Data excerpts
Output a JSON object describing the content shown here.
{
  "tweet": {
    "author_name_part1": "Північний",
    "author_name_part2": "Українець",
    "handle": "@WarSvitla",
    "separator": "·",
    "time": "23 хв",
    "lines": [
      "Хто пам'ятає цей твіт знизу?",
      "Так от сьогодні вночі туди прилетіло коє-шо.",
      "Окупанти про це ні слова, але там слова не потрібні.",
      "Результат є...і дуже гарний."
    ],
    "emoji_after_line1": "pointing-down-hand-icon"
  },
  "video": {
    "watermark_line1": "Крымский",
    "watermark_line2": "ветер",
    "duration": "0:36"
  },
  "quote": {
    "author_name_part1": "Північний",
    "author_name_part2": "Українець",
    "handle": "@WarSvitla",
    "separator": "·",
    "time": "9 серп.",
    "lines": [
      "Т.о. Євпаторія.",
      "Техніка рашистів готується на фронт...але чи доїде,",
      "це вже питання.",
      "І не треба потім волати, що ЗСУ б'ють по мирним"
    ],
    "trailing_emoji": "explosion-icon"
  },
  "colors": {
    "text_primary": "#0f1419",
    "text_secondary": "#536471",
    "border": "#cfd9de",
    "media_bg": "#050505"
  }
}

STATED GOAL
All of the entries must be quoted exactly; please include each one.

COMPLETED TASK
Output a JSON object describing the content shown here.
{
  "tweet": {
    "author_name_part1": "Північний",
    "author_name_part2": "Українець",
    "handle": "@WarSvitla",
    "separator": "·",
    "time": "23 хв",
    "lines": [
      "Хто пам'ятає цей твіт знизу?",
      "Так от сьогодні вночі туди прилетіло коє-шо.",
      "Окупанти про це ні слова, але там слова не потрібні.",
      "Результат є...і дуже гарний."
    ],
    "emoji_after_line1": "pointing-down-hand-icon"
  },
  "video": {
    "watermark_line1": "Крымский",
    "watermark_line2": "ветер",
    "duration": "0:36"
  },
  "quote": {
    "author_name_part1": "Північний",
    "author_name_part2": "Українець",
    "handle": "@WarSvitla",
    "separator": "·",
    "time": "9 серп.",
    "lines": [
      "Т.о. Євпаторія.",
      "Техніка рашистів готується на фронт...але чи доїде,",
      "це вже питання.",
      "І не треба потім волати, що ЗСУ б'ють по мирним"
    ],
    "trailing_emoji": "explosion-icon"
  },
  "colors": {
    "text_primary": "#0f1419",
    "text_secondary": "#536471",
    "border": "#cfd9de",
    "media_bg": "#050505"
  }
}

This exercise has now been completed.